**The exercise:**
Omit the pictures and return every entry exactly as written.
····················
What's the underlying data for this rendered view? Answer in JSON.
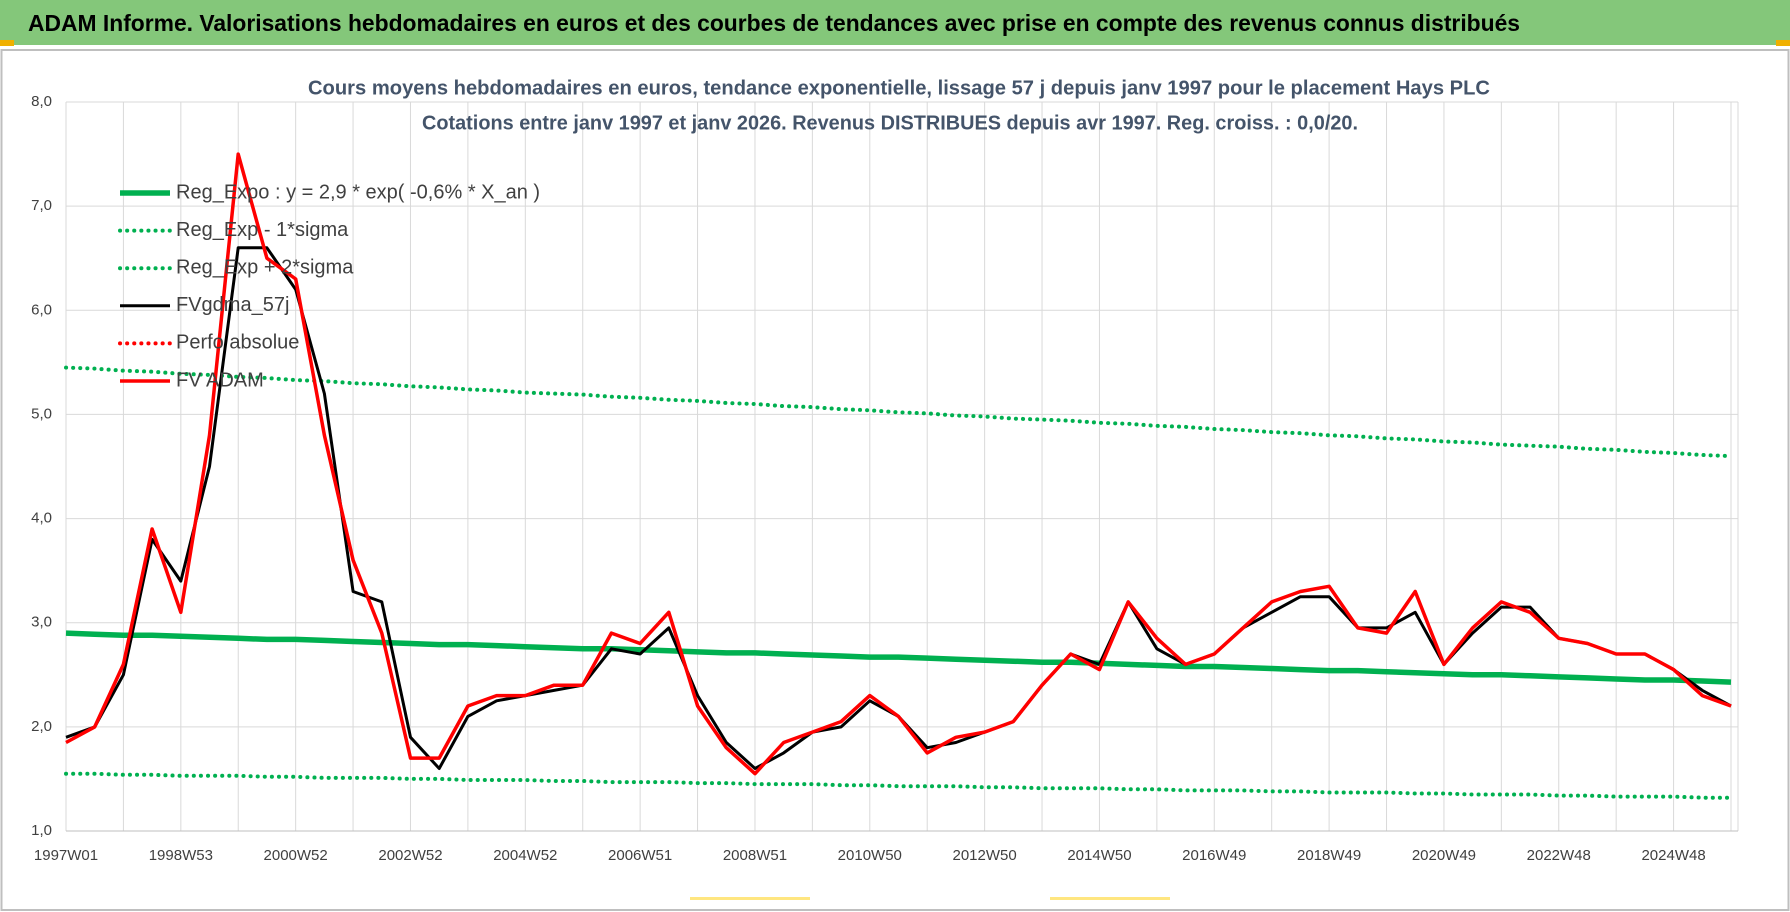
{
  "header": {
    "title": "ADAM Informe. Valorisations hebdomadaires en euros et des courbes de tendances avec prise en compte des revenus connus distribués"
  },
  "chart_data": {
    "type": "line",
    "title": "Cours moyens hebdomadaires en euros, tendance exponentielle, lissage 57 j depuis janv 1997  pour le placement Hays PLC",
    "subtitle": "Cotations entre janv 1997 et janv 2026. Revenus DISTRIBUES depuis avr 1997. Reg. croiss. : 0,0/20.",
    "categories": [
      "1997W01",
      null,
      null,
      null,
      "1998W53",
      null,
      null,
      null,
      "2000W52",
      null,
      null,
      null,
      "2002W52",
      null,
      null,
      null,
      "2004W52",
      null,
      null,
      null,
      "2006W51",
      null,
      null,
      null,
      "2008W51",
      null,
      null,
      null,
      "2010W50",
      null,
      null,
      null,
      "2012W50",
      null,
      null,
      null,
      "2014W50",
      null,
      null,
      null,
      "2016W49",
      null,
      null,
      null,
      "2018W49",
      null,
      null,
      null,
      "2020W49",
      null,
      null,
      null,
      "2022W48",
      null,
      null,
      null,
      "2024W48",
      null,
      null
    ],
    "ylim": [
      1,
      8
    ],
    "yticks": [
      {
        "value": 1,
        "label": "1,0"
      },
      {
        "value": 2,
        "label": "2,0"
      },
      {
        "value": 3,
        "label": "3,0"
      },
      {
        "value": 4,
        "label": "4,0"
      },
      {
        "value": 5,
        "label": "5,0"
      },
      {
        "value": 6,
        "label": "6,0"
      },
      {
        "value": 7,
        "label": "7,0"
      },
      {
        "value": 8,
        "label": "8,0"
      }
    ],
    "grid": true,
    "legend": "top-left",
    "series": [
      {
        "name": "Reg_Expo : y = 2,9 * exp( -0,6% *  X_an )",
        "color": "#00b050",
        "line_style": "solid",
        "values": [
          2.9,
          2.89,
          2.88,
          2.88,
          2.87,
          2.86,
          2.85,
          2.84,
          2.84,
          2.83,
          2.82,
          2.81,
          2.8,
          2.79,
          2.79,
          2.78,
          2.77,
          2.76,
          2.75,
          2.75,
          2.74,
          2.73,
          2.72,
          2.71,
          2.71,
          2.7,
          2.69,
          2.68,
          2.67,
          2.67,
          2.66,
          2.65,
          2.64,
          2.63,
          2.62,
          2.62,
          2.61,
          2.6,
          2.59,
          2.58,
          2.58,
          2.57,
          2.56,
          2.55,
          2.54,
          2.54,
          2.53,
          2.52,
          2.51,
          2.5,
          2.5,
          2.49,
          2.48,
          2.47,
          2.46,
          2.45,
          2.45,
          2.44,
          2.43
        ]
      },
      {
        "name": "Reg_Exp - 1*sigma",
        "color": "#00b050",
        "line_style": "dotted",
        "values": [
          1.55,
          1.55,
          1.54,
          1.54,
          1.53,
          1.53,
          1.53,
          1.52,
          1.52,
          1.51,
          1.51,
          1.51,
          1.5,
          1.5,
          1.49,
          1.49,
          1.49,
          1.48,
          1.48,
          1.47,
          1.47,
          1.47,
          1.46,
          1.46,
          1.45,
          1.45,
          1.45,
          1.44,
          1.44,
          1.43,
          1.43,
          1.43,
          1.42,
          1.42,
          1.41,
          1.41,
          1.41,
          1.4,
          1.4,
          1.39,
          1.39,
          1.39,
          1.38,
          1.38,
          1.37,
          1.37,
          1.37,
          1.36,
          1.36,
          1.35,
          1.35,
          1.35,
          1.34,
          1.34,
          1.33,
          1.33,
          1.33,
          1.32,
          1.32
        ]
      },
      {
        "name": "Reg_Exp + 2*sigma",
        "color": "#00b050",
        "line_style": "dotted",
        "values": [
          5.45,
          5.44,
          5.42,
          5.41,
          5.39,
          5.38,
          5.36,
          5.35,
          5.33,
          5.32,
          5.3,
          5.29,
          5.27,
          5.26,
          5.24,
          5.23,
          5.21,
          5.2,
          5.19,
          5.17,
          5.16,
          5.14,
          5.13,
          5.11,
          5.1,
          5.08,
          5.07,
          5.05,
          5.04,
          5.02,
          5.01,
          4.99,
          4.98,
          4.96,
          4.95,
          4.94,
          4.92,
          4.91,
          4.89,
          4.88,
          4.86,
          4.85,
          4.83,
          4.82,
          4.8,
          4.79,
          4.77,
          4.76,
          4.74,
          4.73,
          4.71,
          4.7,
          4.69,
          4.67,
          4.66,
          4.64,
          4.63,
          4.61,
          4.6
        ]
      },
      {
        "name": "FVgdma_57j",
        "color": "#000000",
        "line_style": "solid",
        "values": [
          1.9,
          2.0,
          2.5,
          3.8,
          3.4,
          4.5,
          6.6,
          6.6,
          6.2,
          5.2,
          3.3,
          3.2,
          1.9,
          1.6,
          2.1,
          2.25,
          2.3,
          2.35,
          2.4,
          2.75,
          2.7,
          2.95,
          2.3,
          1.85,
          1.6,
          1.75,
          1.95,
          2.0,
          2.25,
          2.1,
          1.8,
          1.85,
          1.95,
          2.05,
          2.4,
          2.7,
          2.6,
          3.2,
          2.75,
          2.6,
          2.7,
          2.95,
          3.1,
          3.25,
          3.25,
          2.95,
          2.95,
          3.1,
          2.6,
          2.9,
          3.15,
          3.15,
          2.85,
          2.8,
          2.7,
          2.7,
          2.55,
          2.35,
          2.2
        ]
      },
      {
        "name": "Perfo absolue",
        "color": "#ff0000",
        "line_style": "dotted",
        "values": [
          null,
          null,
          null,
          null,
          null,
          null,
          null,
          null,
          null,
          null,
          null,
          null,
          null,
          null,
          null,
          null,
          null,
          null,
          null,
          null,
          null,
          null,
          null,
          null,
          null,
          null,
          null,
          null,
          null,
          null,
          null,
          null,
          null,
          null,
          null,
          null,
          null,
          null,
          null,
          null,
          null,
          null,
          null,
          null,
          null,
          null,
          null,
          null,
          null,
          null,
          null,
          null,
          null,
          null,
          null,
          null,
          null,
          null,
          null
        ]
      },
      {
        "name": "FV ADAM",
        "color": "#ff0000",
        "line_style": "solid",
        "values": [
          1.85,
          2.0,
          2.6,
          3.9,
          3.1,
          4.8,
          7.5,
          6.5,
          6.3,
          4.8,
          3.6,
          2.9,
          1.7,
          1.7,
          2.2,
          2.3,
          2.3,
          2.4,
          2.4,
          2.9,
          2.8,
          3.1,
          2.2,
          1.8,
          1.55,
          1.85,
          1.95,
          2.05,
          2.3,
          2.1,
          1.75,
          1.9,
          1.95,
          2.05,
          2.4,
          2.7,
          2.55,
          3.2,
          2.85,
          2.6,
          2.7,
          2.95,
          3.2,
          3.3,
          3.35,
          2.95,
          2.9,
          3.3,
          2.6,
          2.95,
          3.2,
          3.1,
          2.85,
          2.8,
          2.7,
          2.7,
          2.55,
          2.3,
          2.2
        ]
      }
    ]
  }
}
····················
**Solved exercise:**
What's the underlying data for this rendered view? Answer in JSON.
{
  "header": {
    "title": "ADAM Informe. Valorisations hebdomadaires en euros et des courbes de tendances avec prise en compte des revenus connus distribués"
  },
  "chart_data": {
    "type": "line",
    "title": "Cours moyens hebdomadaires en euros, tendance exponentielle, lissage 57 j depuis janv 1997  pour le placement Hays PLC",
    "subtitle": "Cotations entre janv 1997 et janv 2026. Revenus DISTRIBUES depuis avr 1997. Reg. croiss. : 0,0/20.",
    "categories": [
      "1997W01",
      null,
      null,
      null,
      "1998W53",
      null,
      null,
      null,
      "2000W52",
      null,
      null,
      null,
      "2002W52",
      null,
      null,
      null,
      "2004W52",
      null,
      null,
      null,
      "2006W51",
      null,
      null,
      null,
      "2008W51",
      null,
      null,
      null,
      "2010W50",
      null,
      null,
      null,
      "2012W50",
      null,
      null,
      null,
      "2014W50",
      null,
      null,
      null,
      "2016W49",
      null,
      null,
      null,
      "2018W49",
      null,
      null,
      null,
      "2020W49",
      null,
      null,
      null,
      "2022W48",
      null,
      null,
      null,
      "2024W48",
      null,
      null
    ],
    "ylim": [
      1,
      8
    ],
    "yticks": [
      {
        "value": 1,
        "label": "1,0"
      },
      {
        "value": 2,
        "label": "2,0"
      },
      {
        "value": 3,
        "label": "3,0"
      },
      {
        "value": 4,
        "label": "4,0"
      },
      {
        "value": 5,
        "label": "5,0"
      },
      {
        "value": 6,
        "label": "6,0"
      },
      {
        "value": 7,
        "label": "7,0"
      },
      {
        "value": 8,
        "label": "8,0"
      }
    ],
    "grid": true,
    "legend": "top-left",
    "series": [
      {
        "name": "Reg_Expo : y = 2,9 * exp( -0,6% *  X_an )",
        "color": "#00b050",
        "line_style": "solid",
        "values": [
          2.9,
          2.89,
          2.88,
          2.88,
          2.87,
          2.86,
          2.85,
          2.84,
          2.84,
          2.83,
          2.82,
          2.81,
          2.8,
          2.79,
          2.79,
          2.78,
          2.77,
          2.76,
          2.75,
          2.75,
          2.74,
          2.73,
          2.72,
          2.71,
          2.71,
          2.7,
          2.69,
          2.68,
          2.67,
          2.67,
          2.66,
          2.65,
          2.64,
          2.63,
          2.62,
          2.62,
          2.61,
          2.6,
          2.59,
          2.58,
          2.58,
          2.57,
          2.56,
          2.55,
          2.54,
          2.54,
          2.53,
          2.52,
          2.51,
          2.5,
          2.5,
          2.49,
          2.48,
          2.47,
          2.46,
          2.45,
          2.45,
          2.44,
          2.43
        ]
      },
      {
        "name": "Reg_Exp - 1*sigma",
        "color": "#00b050",
        "line_style": "dotted",
        "values": [
          1.55,
          1.55,
          1.54,
          1.54,
          1.53,
          1.53,
          1.53,
          1.52,
          1.52,
          1.51,
          1.51,
          1.51,
          1.5,
          1.5,
          1.49,
          1.49,
          1.49,
          1.48,
          1.48,
          1.47,
          1.47,
          1.47,
          1.46,
          1.46,
          1.45,
          1.45,
          1.45,
          1.44,
          1.44,
          1.43,
          1.43,
          1.43,
          1.42,
          1.42,
          1.41,
          1.41,
          1.41,
          1.4,
          1.4,
          1.39,
          1.39,
          1.39,
          1.38,
          1.38,
          1.37,
          1.37,
          1.37,
          1.36,
          1.36,
          1.35,
          1.35,
          1.35,
          1.34,
          1.34,
          1.33,
          1.33,
          1.33,
          1.32,
          1.32
        ]
      },
      {
        "name": "Reg_Exp + 2*sigma",
        "color": "#00b050",
        "line_style": "dotted",
        "values": [
          5.45,
          5.44,
          5.42,
          5.41,
          5.39,
          5.38,
          5.36,
          5.35,
          5.33,
          5.32,
          5.3,
          5.29,
          5.27,
          5.26,
          5.24,
          5.23,
          5.21,
          5.2,
          5.19,
          5.17,
          5.16,
          5.14,
          5.13,
          5.11,
          5.1,
          5.08,
          5.07,
          5.05,
          5.04,
          5.02,
          5.01,
          4.99,
          4.98,
          4.96,
          4.95,
          4.94,
          4.92,
          4.91,
          4.89,
          4.88,
          4.86,
          4.85,
          4.83,
          4.82,
          4.8,
          4.79,
          4.77,
          4.76,
          4.74,
          4.73,
          4.71,
          4.7,
          4.69,
          4.67,
          4.66,
          4.64,
          4.63,
          4.61,
          4.6
        ]
      },
      {
        "name": "FVgdma_57j",
        "color": "#000000",
        "line_style": "solid",
        "values": [
          1.9,
          2.0,
          2.5,
          3.8,
          3.4,
          4.5,
          6.6,
          6.6,
          6.2,
          5.2,
          3.3,
          3.2,
          1.9,
          1.6,
          2.1,
          2.25,
          2.3,
          2.35,
          2.4,
          2.75,
          2.7,
          2.95,
          2.3,
          1.85,
          1.6,
          1.75,
          1.95,
          2.0,
          2.25,
          2.1,
          1.8,
          1.85,
          1.95,
          2.05,
          2.4,
          2.7,
          2.6,
          3.2,
          2.75,
          2.6,
          2.7,
          2.95,
          3.1,
          3.25,
          3.25,
          2.95,
          2.95,
          3.1,
          2.6,
          2.9,
          3.15,
          3.15,
          2.85,
          2.8,
          2.7,
          2.7,
          2.55,
          2.35,
          2.2
        ]
      },
      {
        "name": "Perfo absolue",
        "color": "#ff0000",
        "line_style": "dotted",
        "values": [
          null,
          null,
          null,
          null,
          null,
          null,
          null,
          null,
          null,
          null,
          null,
          null,
          null,
          null,
          null,
          null,
          null,
          null,
          null,
          null,
          null,
          null,
          null,
          null,
          null,
          null,
          null,
          null,
          null,
          null,
          null,
          null,
          null,
          null,
          null,
          null,
          null,
          null,
          null,
          null,
          null,
          null,
          null,
          null,
          null,
          null,
          null,
          null,
          null,
          null,
          null,
          null,
          null,
          null,
          null,
          null,
          null,
          null,
          null
        ]
      },
      {
        "name": "FV ADAM",
        "color": "#ff0000",
        "line_style": "solid",
        "values": [
          1.85,
          2.0,
          2.6,
          3.9,
          3.1,
          4.8,
          7.5,
          6.5,
          6.3,
          4.8,
          3.6,
          2.9,
          1.7,
          1.7,
          2.2,
          2.3,
          2.3,
          2.4,
          2.4,
          2.9,
          2.8,
          3.1,
          2.2,
          1.8,
          1.55,
          1.85,
          1.95,
          2.05,
          2.3,
          2.1,
          1.75,
          1.9,
          1.95,
          2.05,
          2.4,
          2.7,
          2.55,
          3.2,
          2.85,
          2.6,
          2.7,
          2.95,
          3.2,
          3.3,
          3.35,
          2.95,
          2.9,
          3.3,
          2.6,
          2.95,
          3.2,
          3.1,
          2.85,
          2.8,
          2.7,
          2.7,
          2.55,
          2.3,
          2.2
        ]
      }
    ]
  }
}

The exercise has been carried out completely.